Stated goal =>
Search the records for "None". Copy every line where it appears.

Data for this exercise =>
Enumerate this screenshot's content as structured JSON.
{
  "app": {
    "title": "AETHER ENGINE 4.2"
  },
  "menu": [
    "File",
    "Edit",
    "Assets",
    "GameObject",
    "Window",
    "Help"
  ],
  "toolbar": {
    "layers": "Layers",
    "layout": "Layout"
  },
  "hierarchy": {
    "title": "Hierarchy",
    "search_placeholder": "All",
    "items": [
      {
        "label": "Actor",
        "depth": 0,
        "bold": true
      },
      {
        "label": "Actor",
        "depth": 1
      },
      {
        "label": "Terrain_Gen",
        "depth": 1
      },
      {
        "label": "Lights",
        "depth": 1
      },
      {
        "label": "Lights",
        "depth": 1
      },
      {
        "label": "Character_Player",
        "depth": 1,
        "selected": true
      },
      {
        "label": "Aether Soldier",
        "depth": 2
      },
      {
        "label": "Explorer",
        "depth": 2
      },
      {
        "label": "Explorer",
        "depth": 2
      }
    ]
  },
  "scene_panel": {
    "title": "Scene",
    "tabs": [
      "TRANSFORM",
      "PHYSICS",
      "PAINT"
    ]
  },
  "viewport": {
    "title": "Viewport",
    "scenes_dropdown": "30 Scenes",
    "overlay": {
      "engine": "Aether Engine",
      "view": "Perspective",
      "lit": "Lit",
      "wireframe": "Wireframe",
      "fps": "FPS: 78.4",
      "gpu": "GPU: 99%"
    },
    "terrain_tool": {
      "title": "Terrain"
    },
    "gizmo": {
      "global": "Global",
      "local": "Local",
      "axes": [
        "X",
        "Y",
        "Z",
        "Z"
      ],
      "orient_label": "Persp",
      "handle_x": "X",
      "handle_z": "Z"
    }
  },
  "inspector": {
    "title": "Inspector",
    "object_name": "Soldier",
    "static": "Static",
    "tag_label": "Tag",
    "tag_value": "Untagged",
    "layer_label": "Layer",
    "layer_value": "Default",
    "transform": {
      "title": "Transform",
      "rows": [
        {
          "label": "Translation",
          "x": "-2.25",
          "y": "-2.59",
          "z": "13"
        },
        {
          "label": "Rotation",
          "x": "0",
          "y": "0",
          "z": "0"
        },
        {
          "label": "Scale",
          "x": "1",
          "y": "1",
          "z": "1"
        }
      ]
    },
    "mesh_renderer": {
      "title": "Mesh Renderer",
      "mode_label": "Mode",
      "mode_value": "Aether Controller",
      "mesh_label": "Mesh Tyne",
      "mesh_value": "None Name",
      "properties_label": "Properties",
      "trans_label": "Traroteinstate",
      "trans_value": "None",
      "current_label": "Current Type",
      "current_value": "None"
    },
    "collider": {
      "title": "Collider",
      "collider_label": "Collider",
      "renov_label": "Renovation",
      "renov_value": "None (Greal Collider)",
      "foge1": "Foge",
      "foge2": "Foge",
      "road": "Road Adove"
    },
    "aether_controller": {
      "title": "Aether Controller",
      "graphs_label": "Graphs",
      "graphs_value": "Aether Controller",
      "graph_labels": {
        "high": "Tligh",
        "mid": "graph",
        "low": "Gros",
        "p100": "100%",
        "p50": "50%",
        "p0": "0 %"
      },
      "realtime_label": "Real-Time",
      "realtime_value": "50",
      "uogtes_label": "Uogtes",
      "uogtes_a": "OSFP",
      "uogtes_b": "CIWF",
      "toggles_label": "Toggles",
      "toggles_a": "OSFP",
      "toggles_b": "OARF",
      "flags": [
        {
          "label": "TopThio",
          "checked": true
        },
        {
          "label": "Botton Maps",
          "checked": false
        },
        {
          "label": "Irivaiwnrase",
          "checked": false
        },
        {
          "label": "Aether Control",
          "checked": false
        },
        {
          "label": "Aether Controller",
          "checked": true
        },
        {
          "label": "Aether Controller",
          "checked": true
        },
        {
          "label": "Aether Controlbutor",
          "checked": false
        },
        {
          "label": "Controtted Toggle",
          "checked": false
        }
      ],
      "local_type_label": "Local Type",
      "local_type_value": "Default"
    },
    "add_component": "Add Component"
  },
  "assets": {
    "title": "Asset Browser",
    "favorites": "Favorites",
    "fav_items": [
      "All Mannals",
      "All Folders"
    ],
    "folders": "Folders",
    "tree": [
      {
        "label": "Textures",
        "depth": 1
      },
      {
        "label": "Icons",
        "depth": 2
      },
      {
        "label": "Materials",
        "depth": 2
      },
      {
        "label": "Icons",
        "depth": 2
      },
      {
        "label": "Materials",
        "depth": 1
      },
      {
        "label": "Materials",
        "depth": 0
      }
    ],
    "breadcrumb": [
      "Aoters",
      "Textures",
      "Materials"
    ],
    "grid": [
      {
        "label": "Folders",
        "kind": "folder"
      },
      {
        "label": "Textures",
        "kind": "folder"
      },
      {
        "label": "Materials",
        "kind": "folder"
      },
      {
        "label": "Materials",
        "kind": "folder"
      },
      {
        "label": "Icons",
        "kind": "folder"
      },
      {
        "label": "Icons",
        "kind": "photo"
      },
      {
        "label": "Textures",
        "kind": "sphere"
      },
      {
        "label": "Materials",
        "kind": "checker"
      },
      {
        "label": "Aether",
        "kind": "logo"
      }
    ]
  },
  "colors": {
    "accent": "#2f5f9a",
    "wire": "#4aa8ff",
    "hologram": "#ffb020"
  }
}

Response to this exercise =>
      "mesh_value": "None Name",
      "trans_value": "None",
      "current_value": "None"
      "renov_value": "None (Greal Collider)",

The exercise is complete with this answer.